Bloc de texte:
********

Quelque cent millions d’euros vont être consacrés à l’aide aux fumeurs désireux d’arrêter. Sur les 13 à 15 millions de fumeurs, la moitié en mourront, alors que plus de trois sur cinq aimeraient pouvoir décrocher. «Ce n’est pas en les stigmatisant que nous ferons reculer le tabac», estime le ministre. Un bon de 50 euros sera remis à toute personne qui en fera la demande auprès d’une caisse d’assurance-maladie, afin de lui permettre de suivre un premier mois de traitement par substituts nicotiniques, dont le coût moyen mensuel est de 62 euros. Cette prise en charge se fera sur le Fonds national de prévention du régime général, pour un montant de l’ordre de 60 millions d’euros en 2007, année au cours de laquelle le gouvernement espère aider 1,2 million de fumeurs à arrêter. C’est le nombre de Français qui sont passés dans le camp des non-fumeurs entre 2003 et 2005. Les consultations de tabacologie seront multipliées, elles progresseront de 500 à 1 000, et de 8 à 260 pour les consultations de groupe. Jusqu’à présent, elles ont été fréquentées par 173 700 patients. Pour la même cause, un coup de pouce est donné aux associations de lutte contre le tabagisme : leurs subventions sont portées de 1,6 million d’euros à 3,2 millions.
Huit millions d’euros pour communiquer.

********

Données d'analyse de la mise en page

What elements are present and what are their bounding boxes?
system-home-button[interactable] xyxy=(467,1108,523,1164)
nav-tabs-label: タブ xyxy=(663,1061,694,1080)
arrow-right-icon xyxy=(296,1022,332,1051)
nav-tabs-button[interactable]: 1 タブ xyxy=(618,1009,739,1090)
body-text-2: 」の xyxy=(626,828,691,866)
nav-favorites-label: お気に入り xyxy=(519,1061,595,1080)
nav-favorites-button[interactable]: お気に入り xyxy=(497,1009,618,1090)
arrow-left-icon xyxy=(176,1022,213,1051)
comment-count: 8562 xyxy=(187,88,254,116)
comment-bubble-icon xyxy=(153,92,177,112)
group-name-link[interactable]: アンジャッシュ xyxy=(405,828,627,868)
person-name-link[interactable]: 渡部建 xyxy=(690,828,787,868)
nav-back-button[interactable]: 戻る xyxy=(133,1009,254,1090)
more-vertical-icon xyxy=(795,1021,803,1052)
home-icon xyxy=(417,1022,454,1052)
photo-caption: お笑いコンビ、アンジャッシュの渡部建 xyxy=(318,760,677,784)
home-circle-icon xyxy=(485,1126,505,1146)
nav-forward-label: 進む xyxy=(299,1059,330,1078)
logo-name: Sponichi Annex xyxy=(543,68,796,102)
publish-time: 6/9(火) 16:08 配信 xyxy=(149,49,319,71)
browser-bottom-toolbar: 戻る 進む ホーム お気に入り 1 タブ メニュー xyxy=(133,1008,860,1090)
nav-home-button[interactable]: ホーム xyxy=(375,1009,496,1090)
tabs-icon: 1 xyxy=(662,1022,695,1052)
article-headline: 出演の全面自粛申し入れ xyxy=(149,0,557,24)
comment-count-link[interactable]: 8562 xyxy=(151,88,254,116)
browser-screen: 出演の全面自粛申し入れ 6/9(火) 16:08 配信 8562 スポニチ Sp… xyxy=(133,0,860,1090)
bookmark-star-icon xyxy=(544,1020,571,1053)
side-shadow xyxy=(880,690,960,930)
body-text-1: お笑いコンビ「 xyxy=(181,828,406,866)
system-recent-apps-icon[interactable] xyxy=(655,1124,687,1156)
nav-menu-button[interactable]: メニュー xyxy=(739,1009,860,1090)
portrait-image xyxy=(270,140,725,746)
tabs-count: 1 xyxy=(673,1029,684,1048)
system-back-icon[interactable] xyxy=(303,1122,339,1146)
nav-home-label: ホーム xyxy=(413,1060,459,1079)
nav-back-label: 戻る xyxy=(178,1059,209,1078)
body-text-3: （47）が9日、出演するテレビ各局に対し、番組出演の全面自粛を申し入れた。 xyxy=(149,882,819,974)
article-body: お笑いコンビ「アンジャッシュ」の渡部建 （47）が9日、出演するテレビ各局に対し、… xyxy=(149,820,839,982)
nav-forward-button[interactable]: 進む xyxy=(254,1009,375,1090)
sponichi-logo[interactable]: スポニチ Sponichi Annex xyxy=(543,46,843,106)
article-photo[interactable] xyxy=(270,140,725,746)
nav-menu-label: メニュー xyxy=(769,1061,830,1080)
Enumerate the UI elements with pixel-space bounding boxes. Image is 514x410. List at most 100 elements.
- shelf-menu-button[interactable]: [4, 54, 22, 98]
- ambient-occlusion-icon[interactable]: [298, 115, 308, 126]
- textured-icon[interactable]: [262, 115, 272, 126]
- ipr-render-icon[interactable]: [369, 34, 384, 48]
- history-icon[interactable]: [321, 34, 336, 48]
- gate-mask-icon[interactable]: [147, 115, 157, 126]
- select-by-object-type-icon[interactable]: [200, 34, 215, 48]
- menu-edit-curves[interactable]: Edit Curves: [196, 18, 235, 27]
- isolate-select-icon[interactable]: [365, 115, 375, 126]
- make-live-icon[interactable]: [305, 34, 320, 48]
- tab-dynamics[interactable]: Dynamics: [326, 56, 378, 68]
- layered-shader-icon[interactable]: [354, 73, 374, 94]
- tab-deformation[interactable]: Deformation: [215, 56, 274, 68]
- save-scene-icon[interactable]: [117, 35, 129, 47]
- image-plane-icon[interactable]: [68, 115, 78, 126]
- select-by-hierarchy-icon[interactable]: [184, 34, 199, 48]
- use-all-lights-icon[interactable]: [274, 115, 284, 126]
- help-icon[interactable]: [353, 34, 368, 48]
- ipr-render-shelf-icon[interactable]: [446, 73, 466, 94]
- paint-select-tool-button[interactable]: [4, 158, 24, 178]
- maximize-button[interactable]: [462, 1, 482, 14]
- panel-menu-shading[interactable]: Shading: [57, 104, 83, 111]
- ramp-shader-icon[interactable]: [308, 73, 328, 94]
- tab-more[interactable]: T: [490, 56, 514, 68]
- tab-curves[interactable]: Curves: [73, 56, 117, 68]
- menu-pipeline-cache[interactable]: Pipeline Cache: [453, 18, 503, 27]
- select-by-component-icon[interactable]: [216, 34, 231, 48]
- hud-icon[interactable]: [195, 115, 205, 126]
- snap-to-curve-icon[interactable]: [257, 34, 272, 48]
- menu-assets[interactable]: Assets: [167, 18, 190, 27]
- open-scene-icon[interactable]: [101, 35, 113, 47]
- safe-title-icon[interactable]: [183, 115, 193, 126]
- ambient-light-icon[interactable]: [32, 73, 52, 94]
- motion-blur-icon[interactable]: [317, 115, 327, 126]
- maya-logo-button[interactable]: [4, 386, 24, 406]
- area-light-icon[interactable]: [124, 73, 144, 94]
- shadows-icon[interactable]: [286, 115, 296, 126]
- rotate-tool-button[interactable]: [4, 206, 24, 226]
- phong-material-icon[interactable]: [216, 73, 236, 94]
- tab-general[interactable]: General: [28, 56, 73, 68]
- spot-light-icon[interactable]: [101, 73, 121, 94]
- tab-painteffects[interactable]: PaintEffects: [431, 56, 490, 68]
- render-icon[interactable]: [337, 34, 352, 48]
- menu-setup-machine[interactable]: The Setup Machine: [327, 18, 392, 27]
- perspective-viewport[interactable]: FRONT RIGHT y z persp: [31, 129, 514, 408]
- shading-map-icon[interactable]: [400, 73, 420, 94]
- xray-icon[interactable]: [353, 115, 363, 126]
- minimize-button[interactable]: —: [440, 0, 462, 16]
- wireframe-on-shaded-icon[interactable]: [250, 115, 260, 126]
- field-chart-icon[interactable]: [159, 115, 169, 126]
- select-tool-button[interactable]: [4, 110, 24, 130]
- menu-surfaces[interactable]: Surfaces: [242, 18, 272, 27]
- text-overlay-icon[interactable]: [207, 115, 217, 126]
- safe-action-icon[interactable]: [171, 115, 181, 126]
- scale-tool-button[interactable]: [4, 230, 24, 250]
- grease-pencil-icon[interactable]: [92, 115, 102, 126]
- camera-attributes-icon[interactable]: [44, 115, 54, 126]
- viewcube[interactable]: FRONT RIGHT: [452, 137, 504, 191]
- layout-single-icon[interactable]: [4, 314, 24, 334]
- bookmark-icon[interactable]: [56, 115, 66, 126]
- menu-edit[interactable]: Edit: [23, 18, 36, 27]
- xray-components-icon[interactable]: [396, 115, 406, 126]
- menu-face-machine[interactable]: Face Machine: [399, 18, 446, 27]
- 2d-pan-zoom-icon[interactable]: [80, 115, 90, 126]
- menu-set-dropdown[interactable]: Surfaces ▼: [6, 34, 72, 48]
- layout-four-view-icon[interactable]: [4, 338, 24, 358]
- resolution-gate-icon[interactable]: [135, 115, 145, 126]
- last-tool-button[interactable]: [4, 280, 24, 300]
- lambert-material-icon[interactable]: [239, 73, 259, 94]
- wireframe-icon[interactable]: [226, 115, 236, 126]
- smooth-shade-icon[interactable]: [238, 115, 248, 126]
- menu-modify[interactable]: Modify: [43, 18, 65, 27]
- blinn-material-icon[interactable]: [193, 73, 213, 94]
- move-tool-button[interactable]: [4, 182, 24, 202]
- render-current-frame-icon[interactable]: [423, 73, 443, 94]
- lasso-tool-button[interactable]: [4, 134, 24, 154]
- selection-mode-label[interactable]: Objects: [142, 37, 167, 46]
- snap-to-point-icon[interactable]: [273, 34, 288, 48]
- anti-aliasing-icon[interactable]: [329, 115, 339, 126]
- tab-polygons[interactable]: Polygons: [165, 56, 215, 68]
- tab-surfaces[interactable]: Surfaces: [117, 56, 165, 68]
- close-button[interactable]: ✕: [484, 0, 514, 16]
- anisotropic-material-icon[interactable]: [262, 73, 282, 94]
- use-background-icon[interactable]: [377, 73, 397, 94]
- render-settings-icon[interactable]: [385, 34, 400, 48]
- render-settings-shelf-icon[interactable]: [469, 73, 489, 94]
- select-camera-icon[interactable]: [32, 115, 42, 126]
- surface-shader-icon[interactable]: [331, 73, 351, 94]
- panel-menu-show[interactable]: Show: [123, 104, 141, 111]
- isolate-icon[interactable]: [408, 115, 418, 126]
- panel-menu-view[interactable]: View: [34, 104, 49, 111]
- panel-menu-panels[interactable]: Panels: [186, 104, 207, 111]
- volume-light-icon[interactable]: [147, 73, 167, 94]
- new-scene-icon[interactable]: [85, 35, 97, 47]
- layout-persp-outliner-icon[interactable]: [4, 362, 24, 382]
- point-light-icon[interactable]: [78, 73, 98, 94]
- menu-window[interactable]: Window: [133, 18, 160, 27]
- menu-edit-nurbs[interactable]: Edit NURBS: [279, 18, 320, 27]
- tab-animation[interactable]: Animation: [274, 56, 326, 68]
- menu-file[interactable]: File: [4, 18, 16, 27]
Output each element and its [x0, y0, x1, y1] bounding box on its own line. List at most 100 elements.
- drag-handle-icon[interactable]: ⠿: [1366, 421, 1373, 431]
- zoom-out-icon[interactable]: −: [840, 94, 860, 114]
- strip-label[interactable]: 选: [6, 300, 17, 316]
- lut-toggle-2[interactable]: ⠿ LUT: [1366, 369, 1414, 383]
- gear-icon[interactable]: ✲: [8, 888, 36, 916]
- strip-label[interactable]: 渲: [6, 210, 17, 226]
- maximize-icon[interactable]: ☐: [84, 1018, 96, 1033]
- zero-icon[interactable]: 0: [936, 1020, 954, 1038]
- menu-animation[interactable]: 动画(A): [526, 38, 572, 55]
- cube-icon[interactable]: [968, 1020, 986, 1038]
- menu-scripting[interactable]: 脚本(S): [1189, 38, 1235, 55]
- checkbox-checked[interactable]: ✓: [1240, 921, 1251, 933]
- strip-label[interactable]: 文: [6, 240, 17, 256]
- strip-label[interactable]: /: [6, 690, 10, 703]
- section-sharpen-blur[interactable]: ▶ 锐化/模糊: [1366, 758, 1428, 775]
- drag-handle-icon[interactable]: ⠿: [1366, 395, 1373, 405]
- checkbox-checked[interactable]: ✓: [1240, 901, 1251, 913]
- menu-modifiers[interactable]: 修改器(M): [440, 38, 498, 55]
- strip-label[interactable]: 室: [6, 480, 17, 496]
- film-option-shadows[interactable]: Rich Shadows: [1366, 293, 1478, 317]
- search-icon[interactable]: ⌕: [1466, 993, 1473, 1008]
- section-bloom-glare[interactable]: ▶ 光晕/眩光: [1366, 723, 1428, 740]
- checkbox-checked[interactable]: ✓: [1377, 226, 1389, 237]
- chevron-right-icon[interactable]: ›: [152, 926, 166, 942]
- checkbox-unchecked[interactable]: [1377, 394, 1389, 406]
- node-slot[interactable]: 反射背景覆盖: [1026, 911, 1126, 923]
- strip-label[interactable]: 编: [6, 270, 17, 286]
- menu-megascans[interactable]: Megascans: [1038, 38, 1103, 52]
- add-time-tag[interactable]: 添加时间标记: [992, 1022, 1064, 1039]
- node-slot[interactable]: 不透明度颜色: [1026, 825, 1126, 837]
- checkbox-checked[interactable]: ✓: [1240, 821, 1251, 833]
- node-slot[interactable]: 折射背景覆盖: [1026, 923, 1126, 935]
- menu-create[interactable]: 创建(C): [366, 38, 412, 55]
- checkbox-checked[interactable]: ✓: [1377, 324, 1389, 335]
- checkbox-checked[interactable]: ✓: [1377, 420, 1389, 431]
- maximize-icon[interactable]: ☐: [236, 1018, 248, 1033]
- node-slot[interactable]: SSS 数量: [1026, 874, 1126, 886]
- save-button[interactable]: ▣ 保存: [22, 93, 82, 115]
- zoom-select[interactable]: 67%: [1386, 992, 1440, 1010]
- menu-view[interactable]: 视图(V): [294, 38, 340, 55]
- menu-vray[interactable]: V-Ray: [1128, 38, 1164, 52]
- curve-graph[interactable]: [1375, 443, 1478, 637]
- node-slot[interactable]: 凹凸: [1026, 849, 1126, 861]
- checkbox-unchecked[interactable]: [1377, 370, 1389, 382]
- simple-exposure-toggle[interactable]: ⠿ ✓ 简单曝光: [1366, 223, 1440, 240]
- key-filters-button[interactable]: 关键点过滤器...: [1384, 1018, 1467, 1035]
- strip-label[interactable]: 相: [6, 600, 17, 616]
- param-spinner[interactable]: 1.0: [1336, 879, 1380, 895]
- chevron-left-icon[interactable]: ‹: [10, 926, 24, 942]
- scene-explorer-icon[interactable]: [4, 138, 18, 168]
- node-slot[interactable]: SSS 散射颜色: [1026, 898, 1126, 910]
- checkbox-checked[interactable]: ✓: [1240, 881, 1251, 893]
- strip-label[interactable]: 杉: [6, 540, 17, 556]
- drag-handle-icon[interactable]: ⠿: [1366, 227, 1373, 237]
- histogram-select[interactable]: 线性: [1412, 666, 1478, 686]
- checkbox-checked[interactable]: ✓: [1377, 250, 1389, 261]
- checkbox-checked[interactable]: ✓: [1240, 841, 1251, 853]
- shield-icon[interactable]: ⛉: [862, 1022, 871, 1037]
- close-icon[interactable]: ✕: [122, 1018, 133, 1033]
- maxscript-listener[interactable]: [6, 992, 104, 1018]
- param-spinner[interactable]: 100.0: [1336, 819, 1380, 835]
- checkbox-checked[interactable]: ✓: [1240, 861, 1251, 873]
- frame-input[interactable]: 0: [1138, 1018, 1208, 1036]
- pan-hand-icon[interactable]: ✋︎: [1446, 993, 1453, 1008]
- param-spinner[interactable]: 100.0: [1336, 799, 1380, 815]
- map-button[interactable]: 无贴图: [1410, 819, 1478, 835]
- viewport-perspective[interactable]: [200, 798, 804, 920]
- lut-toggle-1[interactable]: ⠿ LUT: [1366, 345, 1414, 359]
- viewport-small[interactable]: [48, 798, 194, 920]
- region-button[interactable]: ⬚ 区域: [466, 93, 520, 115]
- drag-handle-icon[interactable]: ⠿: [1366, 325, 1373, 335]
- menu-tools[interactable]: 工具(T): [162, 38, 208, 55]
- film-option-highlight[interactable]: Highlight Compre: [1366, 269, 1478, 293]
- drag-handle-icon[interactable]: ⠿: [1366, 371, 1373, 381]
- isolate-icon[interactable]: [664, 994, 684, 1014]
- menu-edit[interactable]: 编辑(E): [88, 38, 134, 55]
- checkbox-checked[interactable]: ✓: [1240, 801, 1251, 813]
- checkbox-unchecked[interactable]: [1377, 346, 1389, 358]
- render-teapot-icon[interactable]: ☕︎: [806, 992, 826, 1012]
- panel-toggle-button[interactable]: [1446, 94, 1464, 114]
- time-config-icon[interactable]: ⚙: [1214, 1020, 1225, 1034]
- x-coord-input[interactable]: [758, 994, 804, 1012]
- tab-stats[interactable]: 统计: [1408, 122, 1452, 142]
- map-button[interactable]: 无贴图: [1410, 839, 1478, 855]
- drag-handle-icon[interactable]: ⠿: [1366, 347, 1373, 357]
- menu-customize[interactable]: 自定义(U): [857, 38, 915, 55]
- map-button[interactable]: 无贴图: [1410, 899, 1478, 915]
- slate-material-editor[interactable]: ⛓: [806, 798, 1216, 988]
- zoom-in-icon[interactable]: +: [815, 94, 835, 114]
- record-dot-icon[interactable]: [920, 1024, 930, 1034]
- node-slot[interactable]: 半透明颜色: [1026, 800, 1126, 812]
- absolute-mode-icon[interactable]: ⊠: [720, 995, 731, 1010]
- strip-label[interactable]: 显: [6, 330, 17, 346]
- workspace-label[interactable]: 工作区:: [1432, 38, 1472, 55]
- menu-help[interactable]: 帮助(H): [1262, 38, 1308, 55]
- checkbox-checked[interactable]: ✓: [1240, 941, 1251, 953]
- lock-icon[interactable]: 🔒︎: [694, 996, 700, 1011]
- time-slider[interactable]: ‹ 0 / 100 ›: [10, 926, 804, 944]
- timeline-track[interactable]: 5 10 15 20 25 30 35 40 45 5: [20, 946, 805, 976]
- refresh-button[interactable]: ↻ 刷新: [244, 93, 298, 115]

********

Consignes de l'exercice:
[1] D'après le texte sur l'aide aux fumeurs, quel est le coût moyen mensuel d'un traitement par substituts nicotiniques ?
[2] Traduisez en anglais cette phrase du texte sur l'aide aux fumeurs : « Pour la même cause, un coup de pouce est donné aux associations de lutte contre le tabagisme : leurs subventions sont portées de 1,6 million d’euros à 3,2 millions. »
[3] Donnez la suite du texte sur l'aide aux fumeurs, en commençant après sa dernière phrase.

Réponses par consigne:
[1] Le coût moyen mensuel est de 62 euros.

[2] For the same cause, a boost is being given to anti-smoking associations: their subsidies are being raised from 1.6 million euros to 3.2 million.

[3]
Le jour de la promulgation du décret Bertrand, le 16 novembre, le ministre de la Santé donnait également le coup d’envoi d’une campagne TV contre le tabagisme passif, mise en oeuvre par l’Institut national de prévention et d’éducation pour la santé (Inpes). Il s’agit d’une démarche de communication qui doit préparer les esprits à entrer dans l’ère de «la dénormalisation du tabac en informant sur les méfaits» de la fumées des autres. Jusqu’au 6 décembre, trois spots de vingt secondes chacun mettent en scène un fumeur et un non-fumeur dans les années 1970. L’un, au bureau, affirme d’un ton neutre et naturel : «En fumant dans la même pièce que lui, j’augmente le risque qu’il meure d’un cancer du poumon de 25%.» Un autre, au restaurant, lance tout aussi cyniquement: «En fumant à côté de ce serveur, on augmente de 50% le risque qu’il ait une crise cardiaque.» Et un troisième, au volant de sa voiture, sur un registre identique, déclare : «En fumant à côté de mes enfants, j’augmente de 70% le risque qu’ils aient une infection pulmonaire.» En ce temps-là, dans les années 1970, «on ne savait pas encore», confessent fumeurs et non-fumeurs, également affectés par le tabagisme passif. Il tue chaque année 4 786 fumeurs et 1 114 abstinents. La fumée des autres est surtout mortelle à domicile, avec 5 574 décès, loin devant le travail (289), et les lieux de convivialité (25). En 2006, les non-fumeurs représentent plus de 70 % de la population, et 72 % des Français se disent gênés par la fumée.
Afin d’épauler la mesure d’interdiction seront mis en place, le 27 novembre, une plate-forme téléphonique (renvoyant à Tabac Info Service, 0.825.309.310) et, le 15 décembre, un site Internet,www.tabac.gouv.fr. Du 26 décembre au 6 janvier, une campagne radio (6 spots) et Internet rappelleront les dispositifs d’aide à l’arrêt, avant et après les périodes de fêtes, souvent propices aux bonnes résolutions.
Les professionnels de santé seront appelés à la rescousse en janvier. L’Inpes ouvrira à leur intention une rubrique dans la presse spécialisée et leur adressera un courrier électronique, comprenant un mot du ministre, un « Repère pour votre pratique » sur le thème du tabac, un dépliant relatif à la nouvelle réglementation et un outil intitulé « Ouvrons le dialogue ».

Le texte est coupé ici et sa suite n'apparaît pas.